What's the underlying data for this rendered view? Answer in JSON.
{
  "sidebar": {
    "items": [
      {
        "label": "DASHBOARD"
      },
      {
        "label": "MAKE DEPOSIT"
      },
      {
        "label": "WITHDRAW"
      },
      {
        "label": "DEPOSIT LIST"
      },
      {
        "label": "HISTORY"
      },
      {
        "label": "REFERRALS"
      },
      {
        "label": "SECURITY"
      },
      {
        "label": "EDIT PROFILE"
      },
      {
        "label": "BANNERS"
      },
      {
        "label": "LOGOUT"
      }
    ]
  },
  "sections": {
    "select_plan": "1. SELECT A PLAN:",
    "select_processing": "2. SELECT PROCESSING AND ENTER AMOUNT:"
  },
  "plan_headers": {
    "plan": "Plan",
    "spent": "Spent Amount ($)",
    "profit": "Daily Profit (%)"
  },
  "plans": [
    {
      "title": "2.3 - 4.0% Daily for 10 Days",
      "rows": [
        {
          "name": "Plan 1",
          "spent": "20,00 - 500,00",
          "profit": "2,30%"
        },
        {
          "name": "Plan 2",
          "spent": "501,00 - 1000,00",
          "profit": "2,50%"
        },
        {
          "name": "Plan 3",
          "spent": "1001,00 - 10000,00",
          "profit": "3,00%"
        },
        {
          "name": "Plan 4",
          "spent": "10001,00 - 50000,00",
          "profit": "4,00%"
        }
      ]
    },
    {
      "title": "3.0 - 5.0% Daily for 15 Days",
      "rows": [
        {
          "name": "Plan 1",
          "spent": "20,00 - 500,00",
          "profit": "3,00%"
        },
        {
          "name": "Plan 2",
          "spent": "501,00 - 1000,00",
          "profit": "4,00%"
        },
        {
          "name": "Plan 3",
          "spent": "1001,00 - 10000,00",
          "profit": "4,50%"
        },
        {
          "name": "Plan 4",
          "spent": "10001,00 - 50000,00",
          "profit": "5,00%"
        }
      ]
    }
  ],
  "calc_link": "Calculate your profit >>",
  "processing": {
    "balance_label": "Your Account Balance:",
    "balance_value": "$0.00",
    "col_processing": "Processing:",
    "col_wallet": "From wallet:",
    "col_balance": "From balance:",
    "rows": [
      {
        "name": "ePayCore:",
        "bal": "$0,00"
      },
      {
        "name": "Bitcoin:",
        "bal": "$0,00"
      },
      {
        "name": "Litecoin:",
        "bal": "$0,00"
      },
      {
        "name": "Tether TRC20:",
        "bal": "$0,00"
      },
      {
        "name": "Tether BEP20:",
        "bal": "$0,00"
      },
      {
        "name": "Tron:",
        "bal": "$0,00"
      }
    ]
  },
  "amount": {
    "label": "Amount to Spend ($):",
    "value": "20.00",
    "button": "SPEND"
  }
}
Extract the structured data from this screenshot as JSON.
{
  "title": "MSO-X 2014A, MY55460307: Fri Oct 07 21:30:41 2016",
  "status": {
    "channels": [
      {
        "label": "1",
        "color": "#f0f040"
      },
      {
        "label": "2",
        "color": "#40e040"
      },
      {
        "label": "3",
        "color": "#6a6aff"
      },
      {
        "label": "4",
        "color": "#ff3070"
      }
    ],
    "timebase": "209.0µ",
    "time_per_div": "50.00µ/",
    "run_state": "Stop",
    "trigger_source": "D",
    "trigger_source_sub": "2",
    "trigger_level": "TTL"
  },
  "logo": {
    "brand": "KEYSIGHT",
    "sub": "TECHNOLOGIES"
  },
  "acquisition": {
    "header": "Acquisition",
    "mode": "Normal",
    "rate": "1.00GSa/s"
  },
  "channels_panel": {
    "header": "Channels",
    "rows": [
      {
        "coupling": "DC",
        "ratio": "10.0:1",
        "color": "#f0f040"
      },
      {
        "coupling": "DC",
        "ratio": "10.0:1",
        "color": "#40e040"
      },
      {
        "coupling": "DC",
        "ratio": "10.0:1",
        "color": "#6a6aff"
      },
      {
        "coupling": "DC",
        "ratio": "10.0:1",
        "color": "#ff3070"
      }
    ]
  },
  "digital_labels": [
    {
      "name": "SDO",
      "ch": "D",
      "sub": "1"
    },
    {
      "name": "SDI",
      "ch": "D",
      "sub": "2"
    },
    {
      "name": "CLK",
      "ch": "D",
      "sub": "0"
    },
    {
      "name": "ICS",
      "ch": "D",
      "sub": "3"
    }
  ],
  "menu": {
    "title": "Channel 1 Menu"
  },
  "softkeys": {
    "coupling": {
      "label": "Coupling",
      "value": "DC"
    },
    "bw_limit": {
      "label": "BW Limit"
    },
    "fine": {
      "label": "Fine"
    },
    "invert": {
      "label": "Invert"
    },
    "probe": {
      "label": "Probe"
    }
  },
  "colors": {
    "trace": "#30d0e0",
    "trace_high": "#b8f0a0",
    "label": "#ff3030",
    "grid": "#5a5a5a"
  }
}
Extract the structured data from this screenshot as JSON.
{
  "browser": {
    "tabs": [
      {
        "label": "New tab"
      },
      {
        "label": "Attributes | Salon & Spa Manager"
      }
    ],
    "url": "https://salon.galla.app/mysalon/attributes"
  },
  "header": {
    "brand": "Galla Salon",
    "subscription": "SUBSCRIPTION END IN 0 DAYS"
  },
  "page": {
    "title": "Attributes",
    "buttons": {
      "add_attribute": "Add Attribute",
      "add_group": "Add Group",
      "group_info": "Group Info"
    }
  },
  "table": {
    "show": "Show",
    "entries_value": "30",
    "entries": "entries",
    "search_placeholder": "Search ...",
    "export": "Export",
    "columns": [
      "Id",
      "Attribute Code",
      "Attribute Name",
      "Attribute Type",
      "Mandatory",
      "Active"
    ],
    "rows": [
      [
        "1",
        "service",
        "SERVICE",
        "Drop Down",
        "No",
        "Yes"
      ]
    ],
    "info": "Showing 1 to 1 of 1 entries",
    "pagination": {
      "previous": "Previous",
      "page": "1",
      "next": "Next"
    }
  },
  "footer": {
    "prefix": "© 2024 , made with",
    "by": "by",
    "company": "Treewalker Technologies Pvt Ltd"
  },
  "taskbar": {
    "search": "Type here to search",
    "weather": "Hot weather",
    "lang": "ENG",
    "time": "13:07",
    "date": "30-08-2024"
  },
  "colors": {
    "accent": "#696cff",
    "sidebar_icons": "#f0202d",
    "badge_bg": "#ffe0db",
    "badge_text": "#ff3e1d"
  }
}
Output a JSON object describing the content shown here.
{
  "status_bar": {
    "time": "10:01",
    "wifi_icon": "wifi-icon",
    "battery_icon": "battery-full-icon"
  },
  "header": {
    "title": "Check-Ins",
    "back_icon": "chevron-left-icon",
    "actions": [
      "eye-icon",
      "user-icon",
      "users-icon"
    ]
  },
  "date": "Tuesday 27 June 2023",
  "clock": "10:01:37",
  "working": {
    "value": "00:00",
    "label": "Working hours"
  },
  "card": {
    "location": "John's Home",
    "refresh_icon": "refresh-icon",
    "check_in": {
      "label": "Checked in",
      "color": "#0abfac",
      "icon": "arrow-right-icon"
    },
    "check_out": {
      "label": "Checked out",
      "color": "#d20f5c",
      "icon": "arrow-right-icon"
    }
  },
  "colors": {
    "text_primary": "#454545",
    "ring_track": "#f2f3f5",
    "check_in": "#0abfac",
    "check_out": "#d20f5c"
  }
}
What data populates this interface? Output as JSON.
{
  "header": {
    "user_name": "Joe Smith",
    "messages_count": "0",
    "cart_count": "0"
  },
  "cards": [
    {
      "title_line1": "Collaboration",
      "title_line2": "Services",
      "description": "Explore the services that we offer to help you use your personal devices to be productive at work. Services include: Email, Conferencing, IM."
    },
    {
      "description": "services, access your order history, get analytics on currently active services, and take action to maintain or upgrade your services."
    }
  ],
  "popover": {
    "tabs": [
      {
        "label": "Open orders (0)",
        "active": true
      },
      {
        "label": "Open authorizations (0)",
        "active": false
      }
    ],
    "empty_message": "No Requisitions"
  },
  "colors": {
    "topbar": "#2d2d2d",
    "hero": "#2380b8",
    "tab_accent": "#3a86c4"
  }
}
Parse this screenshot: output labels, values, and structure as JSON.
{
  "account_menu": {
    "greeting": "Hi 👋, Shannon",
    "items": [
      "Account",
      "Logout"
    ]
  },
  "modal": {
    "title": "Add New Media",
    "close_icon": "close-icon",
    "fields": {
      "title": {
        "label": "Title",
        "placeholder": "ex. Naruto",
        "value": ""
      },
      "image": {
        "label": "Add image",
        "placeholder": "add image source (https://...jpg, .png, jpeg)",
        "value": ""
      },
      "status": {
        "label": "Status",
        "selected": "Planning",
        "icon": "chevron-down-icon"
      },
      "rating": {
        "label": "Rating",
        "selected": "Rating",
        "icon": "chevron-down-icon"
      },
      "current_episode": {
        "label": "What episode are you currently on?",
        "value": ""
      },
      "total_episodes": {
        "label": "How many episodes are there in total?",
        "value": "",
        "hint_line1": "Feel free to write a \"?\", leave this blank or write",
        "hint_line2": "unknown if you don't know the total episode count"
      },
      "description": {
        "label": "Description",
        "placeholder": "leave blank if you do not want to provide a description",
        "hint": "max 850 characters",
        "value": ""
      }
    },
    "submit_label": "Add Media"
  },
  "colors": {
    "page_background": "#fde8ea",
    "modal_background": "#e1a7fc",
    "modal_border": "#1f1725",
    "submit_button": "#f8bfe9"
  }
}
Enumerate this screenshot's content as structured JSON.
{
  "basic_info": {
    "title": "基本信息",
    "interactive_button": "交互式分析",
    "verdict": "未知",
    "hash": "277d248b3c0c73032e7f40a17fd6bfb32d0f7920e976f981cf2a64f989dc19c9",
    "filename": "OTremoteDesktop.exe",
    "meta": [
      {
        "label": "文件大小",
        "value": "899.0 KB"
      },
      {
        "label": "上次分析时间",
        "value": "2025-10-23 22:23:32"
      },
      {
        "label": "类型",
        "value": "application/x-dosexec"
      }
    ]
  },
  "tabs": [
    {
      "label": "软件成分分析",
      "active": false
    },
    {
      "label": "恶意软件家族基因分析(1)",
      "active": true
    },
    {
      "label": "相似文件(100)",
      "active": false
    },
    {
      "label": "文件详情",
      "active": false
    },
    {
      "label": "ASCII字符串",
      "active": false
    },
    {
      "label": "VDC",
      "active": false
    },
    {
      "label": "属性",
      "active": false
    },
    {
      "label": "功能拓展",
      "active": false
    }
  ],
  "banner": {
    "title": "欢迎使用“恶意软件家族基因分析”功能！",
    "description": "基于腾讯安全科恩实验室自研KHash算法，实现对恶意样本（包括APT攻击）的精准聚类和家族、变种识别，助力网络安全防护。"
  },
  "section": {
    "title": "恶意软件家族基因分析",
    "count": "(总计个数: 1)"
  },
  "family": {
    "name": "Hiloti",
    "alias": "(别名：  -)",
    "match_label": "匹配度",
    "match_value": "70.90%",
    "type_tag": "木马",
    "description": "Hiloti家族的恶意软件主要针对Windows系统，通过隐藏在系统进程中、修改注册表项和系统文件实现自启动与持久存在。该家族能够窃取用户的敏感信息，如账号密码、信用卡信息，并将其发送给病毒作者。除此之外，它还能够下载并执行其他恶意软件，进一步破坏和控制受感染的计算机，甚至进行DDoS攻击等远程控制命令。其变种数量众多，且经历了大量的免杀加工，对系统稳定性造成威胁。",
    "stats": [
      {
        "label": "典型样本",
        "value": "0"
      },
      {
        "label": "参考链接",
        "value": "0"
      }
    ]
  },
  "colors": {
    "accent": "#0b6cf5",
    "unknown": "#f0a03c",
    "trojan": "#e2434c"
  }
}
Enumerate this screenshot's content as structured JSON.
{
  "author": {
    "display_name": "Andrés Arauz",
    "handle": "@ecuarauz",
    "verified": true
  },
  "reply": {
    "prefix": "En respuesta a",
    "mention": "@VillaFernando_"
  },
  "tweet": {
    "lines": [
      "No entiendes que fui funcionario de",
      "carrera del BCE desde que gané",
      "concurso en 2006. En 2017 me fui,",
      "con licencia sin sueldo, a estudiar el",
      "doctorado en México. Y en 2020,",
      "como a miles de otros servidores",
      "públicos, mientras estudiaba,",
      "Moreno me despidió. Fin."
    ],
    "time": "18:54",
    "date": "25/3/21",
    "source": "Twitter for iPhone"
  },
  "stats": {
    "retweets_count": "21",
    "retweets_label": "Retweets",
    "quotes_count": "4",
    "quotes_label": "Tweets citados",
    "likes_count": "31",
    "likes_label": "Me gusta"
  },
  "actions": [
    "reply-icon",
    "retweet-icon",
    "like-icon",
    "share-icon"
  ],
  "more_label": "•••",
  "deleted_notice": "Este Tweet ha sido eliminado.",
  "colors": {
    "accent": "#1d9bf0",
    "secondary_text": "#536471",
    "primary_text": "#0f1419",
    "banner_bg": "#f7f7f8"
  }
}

◆ EXERCISE DESCRIPTION:
Copy out every line of the listing that contains the string "true".

◆ WRITTEN SOLUTION:
        "active": true
      "active": true
    "verified": true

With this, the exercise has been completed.